─── Provided records ───

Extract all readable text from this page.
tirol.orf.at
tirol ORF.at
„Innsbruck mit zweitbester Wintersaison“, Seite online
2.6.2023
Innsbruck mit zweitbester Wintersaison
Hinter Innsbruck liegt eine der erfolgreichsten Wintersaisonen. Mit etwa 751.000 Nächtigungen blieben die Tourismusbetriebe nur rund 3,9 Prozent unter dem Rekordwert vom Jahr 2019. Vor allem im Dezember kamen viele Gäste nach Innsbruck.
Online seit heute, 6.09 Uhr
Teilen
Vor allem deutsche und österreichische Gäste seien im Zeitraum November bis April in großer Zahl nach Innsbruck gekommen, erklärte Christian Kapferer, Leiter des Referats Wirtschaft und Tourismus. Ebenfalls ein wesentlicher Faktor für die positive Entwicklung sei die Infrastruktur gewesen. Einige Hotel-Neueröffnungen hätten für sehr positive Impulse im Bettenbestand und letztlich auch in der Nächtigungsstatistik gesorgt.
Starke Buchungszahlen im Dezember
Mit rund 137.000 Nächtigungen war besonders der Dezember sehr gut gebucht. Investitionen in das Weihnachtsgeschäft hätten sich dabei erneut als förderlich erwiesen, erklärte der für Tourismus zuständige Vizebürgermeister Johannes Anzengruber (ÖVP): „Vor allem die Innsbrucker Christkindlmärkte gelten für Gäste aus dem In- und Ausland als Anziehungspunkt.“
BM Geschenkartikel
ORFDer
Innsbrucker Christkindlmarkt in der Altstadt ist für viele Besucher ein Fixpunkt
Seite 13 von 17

───

## Requirements
Output the lines above verbatim and in full.

## Answer to the problem
Extract all readable text from this page.
tirol.orf.at
tirol ORF.at
„Innsbruck mit zweitbester Wintersaison“, Seite online
2.6.2023
Innsbruck mit zweitbester Wintersaison
Hinter Innsbruck liegt eine der erfolgreichsten Wintersaisonen. Mit etwa 751.000 Nächtigungen blieben die Tourismusbetriebe nur rund 3,9 Prozent unter dem Rekordwert vom Jahr 2019. Vor allem im Dezember kamen viele Gäste nach Innsbruck.
Online seit heute, 6.09 Uhr
Teilen
Vor allem deutsche und österreichische Gäste seien im Zeitraum November bis April in großer Zahl nach Innsbruck gekommen, erklärte Christian Kapferer, Leiter des Referats Wirtschaft und Tourismus. Ebenfalls ein wesentlicher Faktor für die positive Entwicklung sei die Infrastruktur gewesen. Einige Hotel-Neueröffnungen hätten für sehr positive Impulse im Bettenbestand und letztlich auch in der Nächtigungsstatistik gesorgt.
Starke Buchungszahlen im Dezember
Mit rund 137.000 Nächtigungen war besonders der Dezember sehr gut gebucht. Investitionen in das Weihnachtsgeschäft hätten sich dabei erneut als förderlich erwiesen, erklärte der für Tourismus zuständige Vizebürgermeister Johannes Anzengruber (ÖVP): „Vor allem die Innsbrucker Christkindlmärkte gelten für Gäste aus dem In- und Ausland als Anziehungspunkt.“
BM Geschenkartikel
ORFDer
Innsbrucker Christkindlmarkt in der Altstadt ist für viele Besucher ein Fixpunkt
Seite 13 von 17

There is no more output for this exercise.